### [Задание 1]
Выпишите из листинга без изменений строки, начиная со строки с «panel2-minmax: Min = -153.96» и заканчивая строкой с «colorbar-tick-label: 0 (808, 891, 815, 903)» включительно.

### [Фрагмент текста]
----------------
Я молчал, а она говорила что-то. Наконец она спрашивает, каким образом принять. „Разотри в порошок. Можно немного воды“. — „Хорошо, я возьму так“. Она ушла.
После смены стук в стенку — я подошел. „Сейчас приму, Эндель, я без воды. Что парни?“ — спрашивает она. „Кажется, уже“. — „Прощай“. — „Прощай, дорогая“. Я слышал шорох платья, звон кандалов. Затем тишина. „Раичка, приняла?“ — „Уже, прощай“. — „Прощай, дорогая…“ Несколько секунд была глубокая тишина. Затем она сильно задышала. Вздохи… Опять слабое дыхание… наконец сильные вздохи… тишина. Тише, человек умер… не стало дорогой Раички. Тише, человек умер, но жизнь идет своим чередом… Я говорил с нею, я слышал все, был с нею до последней минуты. Все это навсегда запечатлелось в моей душе… Нет Раи, говорите вы… неправда! Я говорю — она есть и теперь со мною, со всеми нами, которые любили ее. Мы будем жить ею. Через некоторое время послышались стуки в стенку, но отвечать было незачем. То пришли тюремщики»[35].
Это письмо попало из тюрьмы на волю, ходило по рукам и спустя полгода было взято при обыске у некоего Кинсбургского. Оно послужило основанием для возбуждения против Хорна нового дела «о пособничестве самоубийству», которое разбиралось 10 сентября 1909 года киевским окружным судом. Почему оно было направлено в порядке общей подсудности, с присяжными и даже при открытых дверях, — сказать трудно. Если правительство рассчитывало показать обществу «чудовищ», которых военные суды келейно приговаривают к смертной казни, то расчет оказался ошибочным. «Медленно и страшно, — говорит автор судебного отчета, — приподнялась завеса над одним из ужасов жизни. Наступающие сумерки, сухое и отчетливое чтение письма среди мертвой тишины производило глубокое впечатление». В коротком последнем слове Хорн, признавая факт, отрицал вину. «Она приговорена была к смертной казни, приговор был утвержден, и я помог дорогому товарищу освободиться от нее. Я ничего безнравственного не совершил». Дальше он не мог говорить от волнения и сел… Присяжные удалились в совещательную комнату только на одну минуту. Приговор был оправдательный.
----------------
### [Задание 2]
Ответьте на вопросы по фрагменту текста.
(а) Как Рая сказала, что примет средство: с водой или без воды?
(б) У кого письмо было взято при обыске?
(в) Сколько времени присяжные провели в совещательной комнате?

### [Исходные данные]
----------------
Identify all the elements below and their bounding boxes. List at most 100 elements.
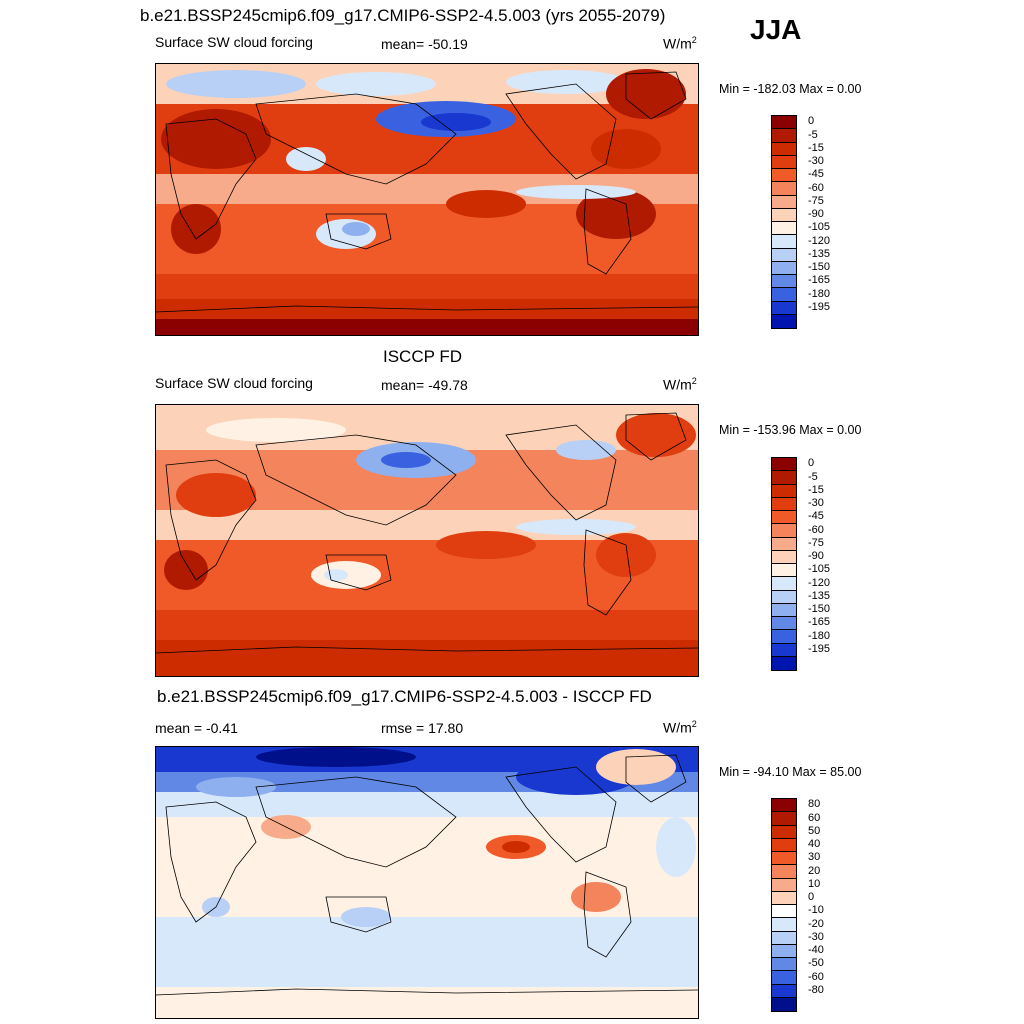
panel2-minmax: Min = -153.96 Max = 0.00 (719, 423, 862, 437)
panel2-field (156, 405, 698, 676)
colorbar-swatch (772, 497, 796, 511)
panel3-colorbar (771, 798, 797, 1012)
panel1-map (155, 63, 699, 336)
colorbar-tick-label: -30 (808, 155, 824, 167)
colorbar-tick-label: 80 (808, 798, 821, 811)
colorbar-tick-label: 30 (808, 851, 821, 864)
colorbar-tick-label: 0 (808, 891, 815, 903)
colorbar-tick-label: -105 (808, 563, 831, 576)
colorbar-tick-label: -135 (808, 589, 831, 602)
panel2-heading: ISCCP FD (383, 347, 463, 366)
colorbar-swatch (772, 484, 796, 498)
colorbar-tick-label: -15 (808, 141, 824, 154)
colorbar-swatch (772, 169, 796, 183)
colorbar-tick-label: -45 (808, 168, 824, 181)
colorbar-tick-label: -180 (808, 629, 831, 642)
colorbar-tick-label: 0 (808, 457, 815, 470)
colorbar-swatch (772, 958, 796, 972)
colorbar-swatch (772, 812, 796, 826)
colorbar-swatch (772, 129, 796, 143)
colorbar-tick-label: -150 (808, 261, 831, 273)
colorbar-tick-label: 10 (808, 877, 821, 890)
panel3-mean-label: mean = -0.41 (155, 720, 238, 736)
colorbar-swatch (772, 852, 796, 866)
colorbar-tick-label: -15 (808, 483, 824, 496)
colorbar-tick-label: -5 (808, 470, 818, 483)
colorbar-swatch (772, 656, 796, 670)
colorbar-swatch (772, 944, 796, 958)
colorbar-swatch (772, 142, 796, 156)
colorbar-swatch (772, 931, 796, 945)
colorbar-swatch (772, 511, 796, 525)
panel2-mean-label: mean= -49.78 (381, 377, 468, 393)
colorbar-swatch (772, 590, 796, 604)
colorbar-tick-label: -165 (808, 274, 831, 287)
colorbar-swatch (772, 603, 796, 617)
panel3-rmse-label: rmse = 17.80 (381, 720, 464, 736)
colorbar-swatch (772, 643, 796, 657)
panel3-map (155, 746, 699, 1019)
panel3-minmax: Min = -94.10 Max = 85.00 (719, 765, 862, 779)
panel3-units: W/m2 (663, 719, 697, 736)
colorbar-swatch (772, 799, 796, 813)
panel2-map (155, 404, 699, 677)
colorbar-swatch (772, 564, 796, 578)
colorbar-tick-label: -60 (808, 181, 824, 194)
colorbar-swatch (772, 997, 796, 1011)
colorbar-tick-label: -75 (808, 536, 824, 549)
colorbar-swatch (772, 577, 796, 591)
colorbar-tick-label: 50 (808, 824, 821, 837)
colorbar-swatch (772, 905, 796, 919)
panel3-heading: b.e21.BSSP245cmip6.f09_g17.CMIP6-SSP2-4.… (157, 687, 652, 706)
colorbar-tick-label: -90 (808, 208, 824, 220)
colorbar-tick-label: -45 (808, 510, 824, 523)
colorbar-swatch (772, 301, 796, 315)
figure-title: b.e21.BSSP245cmip6.f09_g17.CMIP6-SSP2-4.… (140, 6, 666, 25)
colorbar-swatch (772, 182, 796, 196)
colorbar-swatch (772, 891, 796, 905)
colorbar-swatch (772, 471, 796, 485)
colorbar-tick-label: -20 (808, 917, 824, 930)
colorbar-swatch (772, 630, 796, 644)
colorbar-swatch (772, 275, 796, 289)
colorbar-swatch (772, 865, 796, 879)
panel2-colorbar (771, 457, 797, 671)
colorbar-tick-label: -165 (808, 616, 831, 629)
colorbar-tick-label: 20 (808, 864, 821, 877)
colorbar-swatch (772, 314, 796, 328)
colorbar-swatch (772, 524, 796, 538)
panel1-field (156, 64, 698, 335)
colorbar-tick-label: -135 (808, 247, 831, 260)
colorbar-swatch (772, 971, 796, 985)
colorbar-swatch (772, 550, 796, 564)
colorbar-swatch (772, 222, 796, 236)
colorbar-swatch (772, 195, 796, 209)
colorbar-tick-label: 0 (808, 115, 815, 128)
colorbar-swatch (772, 537, 796, 551)
colorbar-swatch (772, 458, 796, 472)
colorbar-swatch (772, 288, 796, 302)
colorbar-tick-label: -105 (808, 221, 831, 234)
colorbar-tick-label: -30 (808, 497, 824, 509)
colorbar-swatch (772, 248, 796, 262)
panel1-minmax: Min = -182.03 Max = 0.00 (719, 82, 862, 96)
panel2-variable-label: Surface SW cloud forcing (155, 375, 313, 391)
colorbar-tick-label: -40 (808, 944, 824, 956)
colorbar-swatch (772, 918, 796, 932)
colorbar-tick-label: -120 (808, 576, 831, 589)
colorbar-swatch (772, 878, 796, 892)
panel2-units: W/m2 (663, 376, 697, 393)
colorbar-swatch (772, 208, 796, 222)
panel3-field (156, 747, 698, 1018)
colorbar-tick-label: -150 (808, 603, 831, 615)
panel1-variable-label: Surface SW cloud forcing (155, 34, 313, 50)
colorbar-tick-label: -5 (808, 128, 818, 141)
colorbar-swatch (772, 116, 796, 130)
colorbar-tick-label: -60 (808, 970, 824, 983)
colorbar-swatch (772, 617, 796, 631)
panel1-units: W/m2 (663, 35, 697, 52)
colorbar-tick-label: -10 (808, 904, 824, 917)
colorbar-tick-label: -195 (808, 642, 831, 655)
colorbar-swatch (772, 984, 796, 998)
colorbar-tick-label: -180 (808, 287, 831, 300)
----------------
### [Полный ответ 1]
panel2-minmax: Min = -153.96 Max = 0.00 (719, 423, 862, 437)
panel2-field (156, 405, 698, 676)
colorbar-swatch (772, 497, 796, 511)
panel3-colorbar (771, 798, 797, 1012)
panel1-map (155, 63, 699, 336)
colorbar-tick-label: -30 (808, 155, 824, 167)
colorbar-tick-label: 80 (808, 798, 821, 811)
colorbar-tick-label: 30 (808, 851, 821, 864)
colorbar-tick-label: 0 (808, 891, 815, 903)

### [Полный ответ 2]
(а) Без воды.
(б) У некоего Кинсбургского.
(в) Только одну минуту.